Aim of the exercise:
Copy every line of the data in which the word "νύχια" occurs.

Available records:
━━━━━━━━

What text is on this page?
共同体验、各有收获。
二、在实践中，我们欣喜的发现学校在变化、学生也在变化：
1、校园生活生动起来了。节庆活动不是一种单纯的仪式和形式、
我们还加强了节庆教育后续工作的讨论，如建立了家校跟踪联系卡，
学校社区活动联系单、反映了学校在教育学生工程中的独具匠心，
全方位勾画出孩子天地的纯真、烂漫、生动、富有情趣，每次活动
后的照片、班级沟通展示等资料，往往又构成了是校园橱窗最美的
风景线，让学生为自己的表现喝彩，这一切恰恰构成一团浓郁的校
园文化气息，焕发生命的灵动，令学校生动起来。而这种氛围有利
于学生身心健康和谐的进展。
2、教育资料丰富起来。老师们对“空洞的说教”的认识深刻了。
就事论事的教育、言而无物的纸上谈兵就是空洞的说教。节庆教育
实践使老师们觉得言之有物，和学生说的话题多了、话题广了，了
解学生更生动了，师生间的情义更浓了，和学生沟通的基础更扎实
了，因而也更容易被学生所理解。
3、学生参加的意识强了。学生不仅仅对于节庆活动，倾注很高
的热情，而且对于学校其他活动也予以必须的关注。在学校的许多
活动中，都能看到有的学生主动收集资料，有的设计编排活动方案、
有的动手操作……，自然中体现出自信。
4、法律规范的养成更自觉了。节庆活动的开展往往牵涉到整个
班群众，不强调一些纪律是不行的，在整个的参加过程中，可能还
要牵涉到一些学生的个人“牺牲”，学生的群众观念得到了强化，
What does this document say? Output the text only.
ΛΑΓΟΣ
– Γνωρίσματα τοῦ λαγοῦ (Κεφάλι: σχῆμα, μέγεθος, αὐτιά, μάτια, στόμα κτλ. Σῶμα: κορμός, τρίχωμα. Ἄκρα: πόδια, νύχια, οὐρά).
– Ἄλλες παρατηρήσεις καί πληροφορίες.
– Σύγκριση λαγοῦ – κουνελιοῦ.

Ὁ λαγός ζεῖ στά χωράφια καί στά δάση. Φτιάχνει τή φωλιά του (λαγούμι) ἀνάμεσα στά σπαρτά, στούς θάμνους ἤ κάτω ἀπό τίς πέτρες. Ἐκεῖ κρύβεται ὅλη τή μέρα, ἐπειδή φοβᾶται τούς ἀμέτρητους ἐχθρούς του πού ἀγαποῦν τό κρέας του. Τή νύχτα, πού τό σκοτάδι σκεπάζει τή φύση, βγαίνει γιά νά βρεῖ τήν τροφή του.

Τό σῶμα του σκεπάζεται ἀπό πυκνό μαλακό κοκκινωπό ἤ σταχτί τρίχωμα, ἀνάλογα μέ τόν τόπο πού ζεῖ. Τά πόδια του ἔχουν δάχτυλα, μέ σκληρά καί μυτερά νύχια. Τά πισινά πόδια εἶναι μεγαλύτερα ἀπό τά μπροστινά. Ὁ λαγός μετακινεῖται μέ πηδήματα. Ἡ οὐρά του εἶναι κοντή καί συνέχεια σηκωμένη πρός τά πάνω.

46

━━━━━━━━

Answer for the task:
– Γνωρίσματα τοῦ λαγοῦ (Κεφάλι: σχῆμα, μέγεθος, αὐτιά, μάτια, στόμα κτλ. Σῶμα: κορμός, τρίχωμα. Ἄκρα: πόδια, νύχια, οὐρά).
Τό σῶμα του σκεπάζεται ἀπό πυκνό μαλακό κοκκινωπό ἤ σταχτί τρίχωμα, ἀνάλογα μέ τόν τόπο πού ζεῖ. Τά πόδια του ἔχουν δάχτυλα, μέ σκληρά καί μυτερά νύχια. Τά πισινά πόδια εἶναι μεγαλύτερα ἀπό τά μπροστινά. Ὁ λαγός μετακινεῖται μέ πηδήματα. Ἡ οὐρά του εἶναι κοντή καί συνέχεια σηκωμένη πρός τά πάνω.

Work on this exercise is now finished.